= STATED PROBLEM =
Check each line for the string "农药进出口管理目录". Give only the count of lines that have it.

::: RECORD LIST :::

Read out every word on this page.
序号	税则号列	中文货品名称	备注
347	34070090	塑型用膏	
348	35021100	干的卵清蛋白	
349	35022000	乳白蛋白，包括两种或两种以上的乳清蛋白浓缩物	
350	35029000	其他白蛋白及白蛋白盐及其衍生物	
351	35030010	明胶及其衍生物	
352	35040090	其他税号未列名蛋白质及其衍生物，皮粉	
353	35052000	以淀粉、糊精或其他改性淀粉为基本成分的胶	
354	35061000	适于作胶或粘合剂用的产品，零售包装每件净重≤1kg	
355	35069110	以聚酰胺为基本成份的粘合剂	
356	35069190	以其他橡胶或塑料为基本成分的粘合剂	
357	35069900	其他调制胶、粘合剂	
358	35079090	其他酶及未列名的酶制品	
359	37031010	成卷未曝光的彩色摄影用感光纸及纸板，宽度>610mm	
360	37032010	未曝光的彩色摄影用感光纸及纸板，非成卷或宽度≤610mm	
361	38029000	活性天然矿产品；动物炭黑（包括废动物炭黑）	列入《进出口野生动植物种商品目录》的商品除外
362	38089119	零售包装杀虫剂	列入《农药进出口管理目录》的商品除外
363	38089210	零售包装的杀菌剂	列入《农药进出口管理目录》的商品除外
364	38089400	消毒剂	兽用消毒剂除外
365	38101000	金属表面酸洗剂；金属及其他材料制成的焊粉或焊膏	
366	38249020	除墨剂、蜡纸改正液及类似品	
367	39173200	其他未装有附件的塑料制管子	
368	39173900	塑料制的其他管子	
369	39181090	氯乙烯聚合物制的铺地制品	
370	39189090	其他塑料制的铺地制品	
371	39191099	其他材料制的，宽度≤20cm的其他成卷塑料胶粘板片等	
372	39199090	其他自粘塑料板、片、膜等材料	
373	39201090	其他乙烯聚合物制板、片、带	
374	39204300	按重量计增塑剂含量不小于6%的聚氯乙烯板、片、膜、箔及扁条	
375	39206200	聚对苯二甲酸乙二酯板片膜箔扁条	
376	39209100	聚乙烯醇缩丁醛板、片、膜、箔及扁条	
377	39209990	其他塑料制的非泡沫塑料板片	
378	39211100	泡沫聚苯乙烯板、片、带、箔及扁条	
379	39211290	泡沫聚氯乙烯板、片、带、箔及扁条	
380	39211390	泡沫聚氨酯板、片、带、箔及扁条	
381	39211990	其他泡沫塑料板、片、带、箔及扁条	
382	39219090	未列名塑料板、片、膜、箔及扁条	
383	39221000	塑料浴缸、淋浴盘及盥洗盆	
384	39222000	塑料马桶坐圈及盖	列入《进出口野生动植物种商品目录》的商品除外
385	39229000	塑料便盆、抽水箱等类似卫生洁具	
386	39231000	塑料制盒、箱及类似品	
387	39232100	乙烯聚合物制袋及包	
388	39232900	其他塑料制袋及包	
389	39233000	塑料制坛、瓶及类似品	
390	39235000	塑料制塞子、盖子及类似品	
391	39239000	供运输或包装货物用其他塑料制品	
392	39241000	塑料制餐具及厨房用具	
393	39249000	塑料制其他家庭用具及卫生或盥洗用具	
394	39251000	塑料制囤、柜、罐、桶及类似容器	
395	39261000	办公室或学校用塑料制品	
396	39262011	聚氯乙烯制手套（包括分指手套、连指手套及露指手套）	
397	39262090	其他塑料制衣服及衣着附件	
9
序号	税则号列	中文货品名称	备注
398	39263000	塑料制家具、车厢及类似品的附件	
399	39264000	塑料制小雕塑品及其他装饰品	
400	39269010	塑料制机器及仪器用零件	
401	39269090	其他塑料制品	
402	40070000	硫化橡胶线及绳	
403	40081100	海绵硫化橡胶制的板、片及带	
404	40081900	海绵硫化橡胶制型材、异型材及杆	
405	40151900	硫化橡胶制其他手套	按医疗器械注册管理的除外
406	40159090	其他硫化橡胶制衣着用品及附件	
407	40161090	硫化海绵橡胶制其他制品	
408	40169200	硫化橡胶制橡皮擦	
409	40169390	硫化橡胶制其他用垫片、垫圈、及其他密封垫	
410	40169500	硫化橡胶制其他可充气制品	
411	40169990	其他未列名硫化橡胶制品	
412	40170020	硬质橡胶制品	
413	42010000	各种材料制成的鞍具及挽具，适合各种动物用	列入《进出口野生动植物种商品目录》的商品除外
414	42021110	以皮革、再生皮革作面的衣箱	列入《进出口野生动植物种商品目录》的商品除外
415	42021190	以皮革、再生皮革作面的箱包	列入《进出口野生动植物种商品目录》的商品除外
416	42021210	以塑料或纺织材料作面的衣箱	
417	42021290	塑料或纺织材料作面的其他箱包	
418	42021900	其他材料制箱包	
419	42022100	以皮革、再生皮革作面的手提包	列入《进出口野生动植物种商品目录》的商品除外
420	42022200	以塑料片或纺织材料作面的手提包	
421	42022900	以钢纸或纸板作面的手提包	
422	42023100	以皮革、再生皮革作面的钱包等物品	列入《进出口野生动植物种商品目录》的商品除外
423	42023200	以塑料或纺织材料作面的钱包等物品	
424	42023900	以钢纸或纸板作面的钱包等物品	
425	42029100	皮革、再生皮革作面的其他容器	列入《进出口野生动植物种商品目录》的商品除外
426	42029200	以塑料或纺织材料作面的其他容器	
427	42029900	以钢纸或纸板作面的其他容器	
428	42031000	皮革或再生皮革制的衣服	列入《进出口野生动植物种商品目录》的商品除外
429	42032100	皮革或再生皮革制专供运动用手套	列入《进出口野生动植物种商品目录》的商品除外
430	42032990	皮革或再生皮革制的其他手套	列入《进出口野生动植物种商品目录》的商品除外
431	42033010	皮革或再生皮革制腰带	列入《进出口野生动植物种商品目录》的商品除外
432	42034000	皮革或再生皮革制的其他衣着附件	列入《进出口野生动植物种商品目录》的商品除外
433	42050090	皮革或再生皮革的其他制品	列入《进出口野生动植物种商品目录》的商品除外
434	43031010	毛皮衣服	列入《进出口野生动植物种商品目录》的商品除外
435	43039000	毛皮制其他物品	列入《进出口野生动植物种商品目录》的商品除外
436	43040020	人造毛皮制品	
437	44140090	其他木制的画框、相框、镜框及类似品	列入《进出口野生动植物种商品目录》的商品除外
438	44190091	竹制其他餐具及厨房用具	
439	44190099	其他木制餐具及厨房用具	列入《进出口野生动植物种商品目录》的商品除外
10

:::

= COMPLETED EXERCISE =
2